**Task prompt:** Write out every record in full, exactly as written, please.

**Records to process:**
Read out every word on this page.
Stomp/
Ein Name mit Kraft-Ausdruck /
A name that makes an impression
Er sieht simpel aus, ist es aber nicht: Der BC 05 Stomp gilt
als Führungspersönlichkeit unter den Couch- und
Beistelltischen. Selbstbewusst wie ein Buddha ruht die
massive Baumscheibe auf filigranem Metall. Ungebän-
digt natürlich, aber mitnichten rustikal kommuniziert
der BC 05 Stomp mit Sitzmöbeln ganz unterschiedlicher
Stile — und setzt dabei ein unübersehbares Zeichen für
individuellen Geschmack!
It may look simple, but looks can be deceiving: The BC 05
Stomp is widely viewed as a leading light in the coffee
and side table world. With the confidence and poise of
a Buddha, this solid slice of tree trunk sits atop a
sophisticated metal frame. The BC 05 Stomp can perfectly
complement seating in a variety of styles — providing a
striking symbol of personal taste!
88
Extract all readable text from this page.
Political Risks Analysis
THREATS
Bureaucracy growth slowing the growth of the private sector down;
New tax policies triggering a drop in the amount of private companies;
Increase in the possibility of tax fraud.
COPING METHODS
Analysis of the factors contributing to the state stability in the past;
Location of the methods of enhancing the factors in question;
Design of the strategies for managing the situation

**Final result:**
Read out every word on this page.
Stomp/
Ein Name mit Kraft-Ausdruck /
A name that makes an impression
Er sieht simpel aus, ist es aber nicht: Der BC 05 Stomp gilt
als Führungspersönlichkeit unter den Couch- und
Beistelltischen. Selbstbewusst wie ein Buddha ruht die
massive Baumscheibe auf filigranem Metall. Ungebän-
digt natürlich, aber mitnichten rustikal kommuniziert
der BC 05 Stomp mit Sitzmöbeln ganz unterschiedlicher
Stile — und setzt dabei ein unübersehbares Zeichen für
individuellen Geschmack!
It may look simple, but looks can be deceiving: The BC 05
Stomp is widely viewed as a leading light in the coffee
and side table world. With the confidence and poise of
a Buddha, this solid slice of tree trunk sits atop a
sophisticated metal frame. The BC 05 Stomp can perfectly
complement seating in a variety of styles — providing a
striking symbol of personal taste!
88
Extract all readable text from this page.
Political Risks Analysis
THREATS
Bureaucracy growth slowing the growth of the private sector down;
New tax policies triggering a drop in the amount of private companies;
Increase in the possibility of tax fraud.
COPING METHODS
Analysis of the factors contributing to the state stability in the past;
Location of the methods of enhancing the factors in question;
Design of the strategies for managing the situation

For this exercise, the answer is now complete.